▶ _Requirement_:
Set the listing down again in full, word for word, with the pictures left out.

▶ _Recorded information_:
^^^^^^^^
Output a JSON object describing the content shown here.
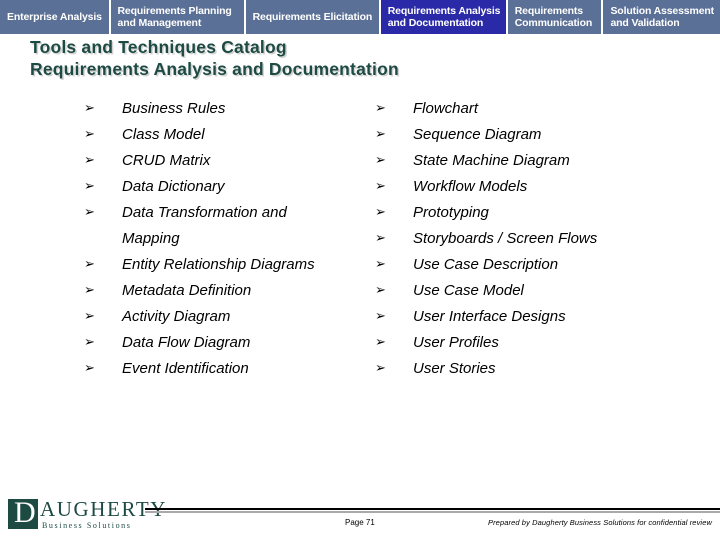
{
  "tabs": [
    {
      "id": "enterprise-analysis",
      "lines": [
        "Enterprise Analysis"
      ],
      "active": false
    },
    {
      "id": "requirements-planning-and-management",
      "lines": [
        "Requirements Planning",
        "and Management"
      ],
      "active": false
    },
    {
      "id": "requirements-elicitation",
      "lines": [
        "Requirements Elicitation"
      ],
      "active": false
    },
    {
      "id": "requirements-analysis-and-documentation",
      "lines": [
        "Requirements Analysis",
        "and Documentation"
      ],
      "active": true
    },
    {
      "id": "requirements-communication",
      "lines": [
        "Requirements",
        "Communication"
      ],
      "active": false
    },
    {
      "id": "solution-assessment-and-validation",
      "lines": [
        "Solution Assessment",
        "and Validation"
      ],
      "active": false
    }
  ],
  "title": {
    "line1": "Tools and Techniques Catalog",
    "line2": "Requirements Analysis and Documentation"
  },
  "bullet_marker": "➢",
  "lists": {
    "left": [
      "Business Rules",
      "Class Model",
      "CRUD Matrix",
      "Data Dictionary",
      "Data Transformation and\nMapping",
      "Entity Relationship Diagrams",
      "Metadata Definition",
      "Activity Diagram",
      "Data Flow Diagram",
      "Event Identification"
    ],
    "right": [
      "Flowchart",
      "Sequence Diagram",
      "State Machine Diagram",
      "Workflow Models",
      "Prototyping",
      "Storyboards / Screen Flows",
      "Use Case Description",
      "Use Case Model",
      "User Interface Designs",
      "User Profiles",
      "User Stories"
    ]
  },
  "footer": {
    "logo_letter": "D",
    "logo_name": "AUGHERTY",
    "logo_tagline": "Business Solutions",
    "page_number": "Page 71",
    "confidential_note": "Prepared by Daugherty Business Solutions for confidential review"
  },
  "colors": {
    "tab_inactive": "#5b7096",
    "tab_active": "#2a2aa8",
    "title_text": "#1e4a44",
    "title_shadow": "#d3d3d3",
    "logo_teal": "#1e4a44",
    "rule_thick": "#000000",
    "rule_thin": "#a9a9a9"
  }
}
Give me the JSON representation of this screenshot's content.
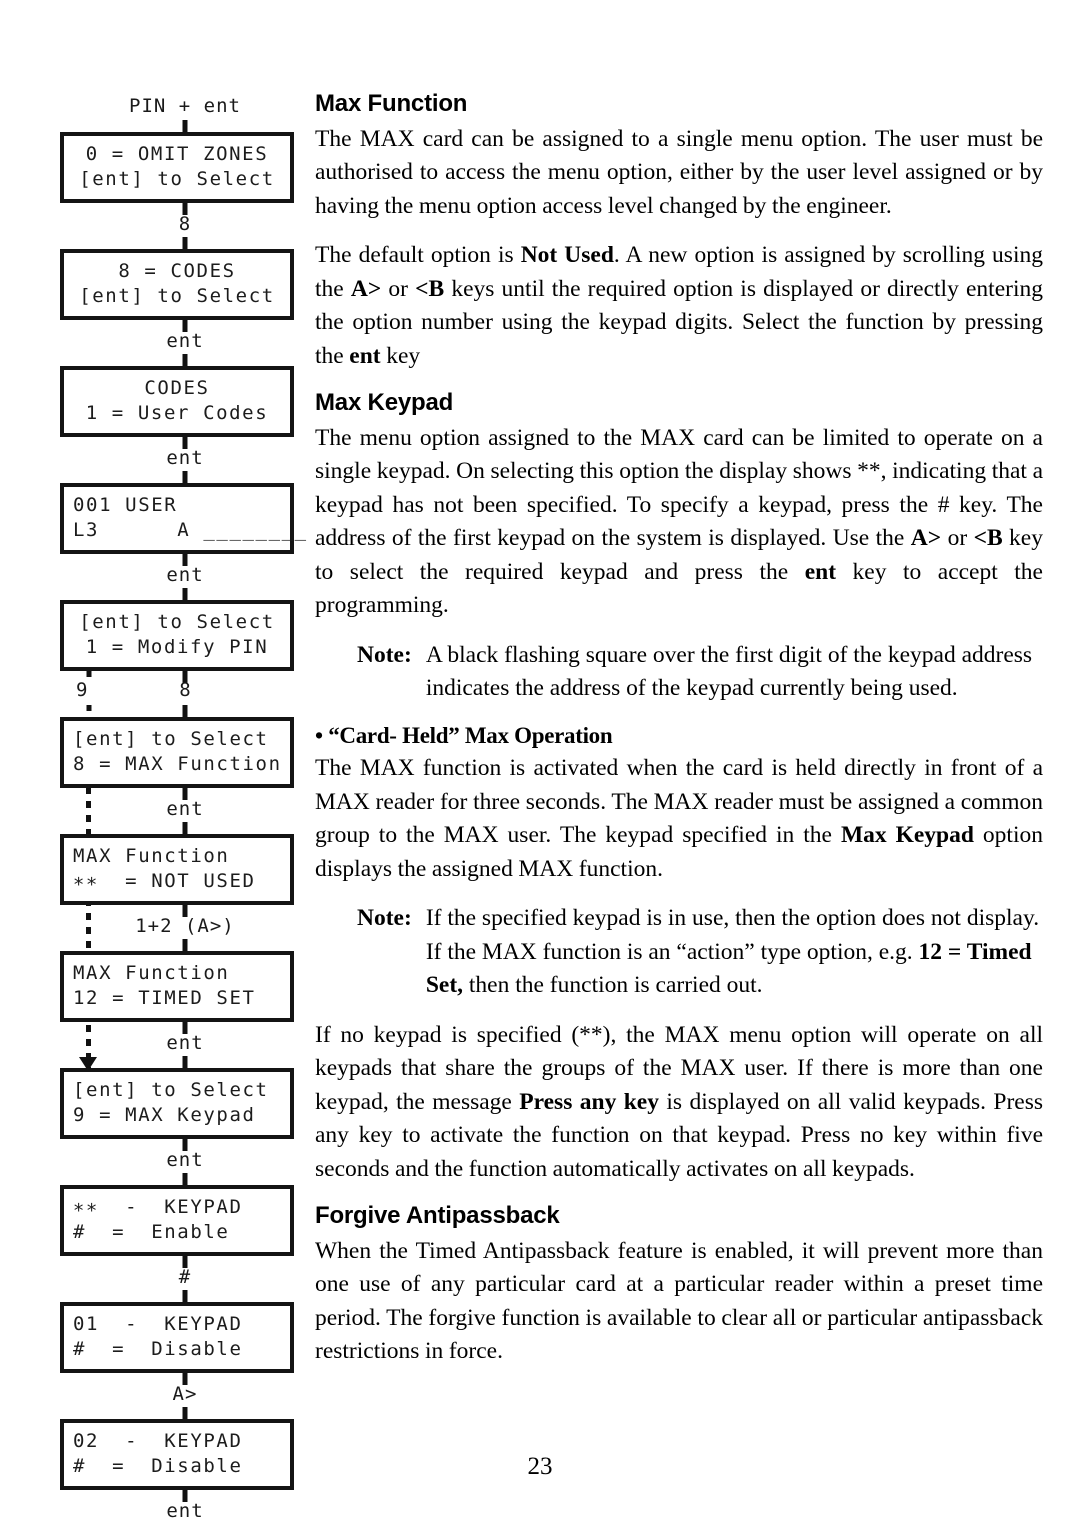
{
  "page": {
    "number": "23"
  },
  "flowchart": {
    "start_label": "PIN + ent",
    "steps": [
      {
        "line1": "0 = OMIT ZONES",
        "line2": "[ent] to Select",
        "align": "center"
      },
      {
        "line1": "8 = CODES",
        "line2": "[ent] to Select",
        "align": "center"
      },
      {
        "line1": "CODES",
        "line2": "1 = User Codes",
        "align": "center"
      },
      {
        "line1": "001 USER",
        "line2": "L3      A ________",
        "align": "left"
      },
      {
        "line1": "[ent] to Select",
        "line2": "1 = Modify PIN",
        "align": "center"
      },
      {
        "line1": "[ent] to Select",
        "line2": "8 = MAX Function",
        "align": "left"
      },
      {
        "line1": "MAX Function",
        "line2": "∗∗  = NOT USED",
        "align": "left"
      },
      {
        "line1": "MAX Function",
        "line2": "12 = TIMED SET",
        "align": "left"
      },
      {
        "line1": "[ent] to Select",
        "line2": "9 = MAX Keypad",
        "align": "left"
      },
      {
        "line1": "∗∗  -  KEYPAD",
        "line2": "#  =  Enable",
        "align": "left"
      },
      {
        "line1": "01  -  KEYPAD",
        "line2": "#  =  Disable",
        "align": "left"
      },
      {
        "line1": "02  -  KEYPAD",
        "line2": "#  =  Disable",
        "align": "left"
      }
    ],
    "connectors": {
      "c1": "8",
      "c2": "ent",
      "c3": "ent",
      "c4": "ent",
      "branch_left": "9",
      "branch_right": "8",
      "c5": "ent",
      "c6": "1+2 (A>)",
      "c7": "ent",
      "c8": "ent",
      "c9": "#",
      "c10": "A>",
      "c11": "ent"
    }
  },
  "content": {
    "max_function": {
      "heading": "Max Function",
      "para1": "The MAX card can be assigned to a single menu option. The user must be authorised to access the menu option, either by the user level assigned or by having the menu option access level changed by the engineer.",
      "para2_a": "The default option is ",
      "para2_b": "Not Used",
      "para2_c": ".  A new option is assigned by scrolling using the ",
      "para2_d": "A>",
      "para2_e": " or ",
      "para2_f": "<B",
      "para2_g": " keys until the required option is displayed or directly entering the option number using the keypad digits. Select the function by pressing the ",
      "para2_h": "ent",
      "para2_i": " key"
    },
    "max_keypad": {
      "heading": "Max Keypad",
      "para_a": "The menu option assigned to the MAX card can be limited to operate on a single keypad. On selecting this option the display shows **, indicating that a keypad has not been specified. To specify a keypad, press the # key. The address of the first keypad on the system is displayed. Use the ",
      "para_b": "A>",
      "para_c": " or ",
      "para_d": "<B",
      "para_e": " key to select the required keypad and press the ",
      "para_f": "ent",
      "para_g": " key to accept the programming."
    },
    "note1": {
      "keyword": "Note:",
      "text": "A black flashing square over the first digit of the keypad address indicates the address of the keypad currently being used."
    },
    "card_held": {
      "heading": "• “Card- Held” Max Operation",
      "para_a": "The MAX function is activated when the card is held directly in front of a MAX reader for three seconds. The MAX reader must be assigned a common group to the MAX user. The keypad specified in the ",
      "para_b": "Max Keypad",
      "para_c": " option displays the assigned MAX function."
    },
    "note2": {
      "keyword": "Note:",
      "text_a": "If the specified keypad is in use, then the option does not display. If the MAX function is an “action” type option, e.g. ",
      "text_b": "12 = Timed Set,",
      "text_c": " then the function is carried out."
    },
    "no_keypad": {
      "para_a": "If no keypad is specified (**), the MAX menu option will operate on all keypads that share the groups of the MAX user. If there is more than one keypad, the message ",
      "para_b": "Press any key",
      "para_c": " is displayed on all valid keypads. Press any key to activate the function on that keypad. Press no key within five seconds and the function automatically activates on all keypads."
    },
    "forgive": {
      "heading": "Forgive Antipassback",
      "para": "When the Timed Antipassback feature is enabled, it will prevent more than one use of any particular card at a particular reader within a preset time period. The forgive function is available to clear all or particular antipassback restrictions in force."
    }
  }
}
^^^^^^^^
▶ _Output_:
Output a JSON object describing the content shown here.
{
  "tabs": [
    {
      "id": "enterprise-analysis",
      "lines": [
        "Enterprise Analysis"
      ],
      "active": false
    },
    {
      "id": "requirements-planning-and-management",
      "lines": [
        "Requirements Planning",
        "and Management"
      ],
      "active": false
    },
    {
      "id": "requirements-elicitation",
      "lines": [
        "Requirements Elicitation"
      ],
      "active": false
    },
    {
      "id": "requirements-analysis-and-documentation",
      "lines": [
        "Requirements Analysis",
        "and Documentation"
      ],
      "active": true
    },
    {
      "id": "requirements-communication",
      "lines": [
        "Requirements",
        "Communication"
      ],
      "active": false
    },
    {
      "id": "solution-assessment-and-validation",
      "lines": [
        "Solution Assessment",
        "and Validation"
      ],
      "active": false
    }
  ],
  "title": {
    "line1": "Tools and Techniques Catalog",
    "line2": "Requirements Analysis and Documentation"
  },
  "bullet_marker": "➢",
  "lists": {
    "left": [
      "Business Rules",
      "Class Model",
      "CRUD Matrix",
      "Data Dictionary",
      "Data Transformation and\nMapping",
      "Entity Relationship Diagrams",
      "Metadata Definition",
      "Activity Diagram",
      "Data Flow Diagram",
      "Event Identification"
    ],
    "right": [
      "Flowchart",
      "Sequence Diagram",
      "State Machine Diagram",
      "Workflow Models",
      "Prototyping",
      "Storyboards / Screen Flows",
      "Use Case Description",
      "Use Case Model",
      "User Interface Designs",
      "User Profiles",
      "User Stories"
    ]
  },
  "footer": {
    "logo_letter": "D",
    "logo_name": "AUGHERTY",
    "logo_tagline": "Business Solutions",
    "page_number": "Page 71",
    "confidential_note": "Prepared by Daugherty Business Solutions for confidential review"
  },
  "colors": {
    "tab_inactive": "#5b7096",
    "tab_active": "#2a2aa8",
    "title_text": "#1e4a44",
    "title_shadow": "#d3d3d3",
    "logo_teal": "#1e4a44",
    "rule_thick": "#000000",
    "rule_thin": "#a9a9a9"
  }
}
Give me the JSON representation of this screenshot's content.
{
  "page": {
    "number": "23"
  },
  "flowchart": {
    "start_label": "PIN + ent",
    "steps": [
      {
        "line1": "0 = OMIT ZONES",
        "line2": "[ent] to Select",
        "align": "center"
      },
      {
        "line1": "8 = CODES",
        "line2": "[ent] to Select",
        "align": "center"
      },
      {
        "line1": "CODES",
        "line2": "1 = User Codes",
        "align": "center"
      },
      {
        "line1": "001 USER",
        "line2": "L3      A ________",
        "align": "left"
      },
      {
        "line1": "[ent] to Select",
        "line2": "1 = Modify PIN",
        "align": "center"
      },
      {
        "line1": "[ent] to Select",
        "line2": "8 = MAX Function",
        "align": "left"
      },
      {
        "line1": "MAX Function",
        "line2": "∗∗  = NOT USED",
        "align": "left"
      },
      {
        "line1": "MAX Function",
        "line2": "12 = TIMED SET",
        "align": "left"
      },
      {
        "line1": "[ent] to Select",
        "line2": "9 = MAX Keypad",
        "align": "left"
      },
      {
        "line1": "∗∗  -  KEYPAD",
        "line2": "#  =  Enable",
        "align": "left"
      },
      {
        "line1": "01  -  KEYPAD",
        "line2": "#  =  Disable",
        "align": "left"
      },
      {
        "line1": "02  -  KEYPAD",
        "line2": "#  =  Disable",
        "align": "left"
      }
    ],
    "connectors": {
      "c1": "8",
      "c2": "ent",
      "c3": "ent",
      "c4": "ent",
      "branch_left": "9",
      "branch_right": "8",
      "c5": "ent",
      "c6": "1+2 (A>)",
      "c7": "ent",
      "c8": "ent",
      "c9": "#",
      "c10": "A>",
      "c11": "ent"
    }
  },
  "content": {
    "max_function": {
      "heading": "Max Function",
      "para1": "The MAX card can be assigned to a single menu option. The user must be authorised to access the menu option, either by the user level assigned or by having the menu option access level changed by the engineer.",
      "para2_a": "The default option is ",
      "para2_b": "Not Used",
      "para2_c": ".  A new option is assigned by scrolling using the ",
      "para2_d": "A>",
      "para2_e": " or ",
      "para2_f": "<B",
      "para2_g": " keys until the required option is displayed or directly entering the option number using the keypad digits. Select the function by pressing the ",
      "para2_h": "ent",
      "para2_i": " key"
    },
    "max_keypad": {
      "heading": "Max Keypad",
      "para_a": "The menu option assigned to the MAX card can be limited to operate on a single keypad. On selecting this option the display shows **, indicating that a keypad has not been specified. To specify a keypad, press the # key. The address of the first keypad on the system is displayed. Use the ",
      "para_b": "A>",
      "para_c": " or ",
      "para_d": "<B",
      "para_e": " key to select the required keypad and press the ",
      "para_f": "ent",
      "para_g": " key to accept the programming."
    },
    "note1": {
      "keyword": "Note:",
      "text": "A black flashing square over the first digit of the keypad address indicates the address of the keypad currently being used."
    },
    "card_held": {
      "heading": "• “Card- Held” Max Operation",
      "para_a": "The MAX function is activated when the card is held directly in front of a MAX reader for three seconds. The MAX reader must be assigned a common group to the MAX user. The keypad specified in the ",
      "para_b": "Max Keypad",
      "para_c": " option displays the assigned MAX function."
    },
    "note2": {
      "keyword": "Note:",
      "text_a": "If the specified keypad is in use, then the option does not display. If the MAX function is an “action” type option, e.g. ",
      "text_b": "12 = Timed Set,",
      "text_c": " then the function is carried out."
    },
    "no_keypad": {
      "para_a": "If no keypad is specified (**), the MAX menu option will operate on all keypads that share the groups of the MAX user. If there is more than one keypad, the message ",
      "para_b": "Press any key",
      "para_c": " is displayed on all valid keypads. Press any key to activate the function on that keypad. Press no key within five seconds and the function automatically activates on all keypads."
    },
    "forgive": {
      "heading": "Forgive Antipassback",
      "para": "When the Timed Antipassback feature is enabled, it will prevent more than one use of any particular card at a particular reader within a preset time period. The forgive function is available to clear all or particular antipassback restrictions in force."
    }
  }
}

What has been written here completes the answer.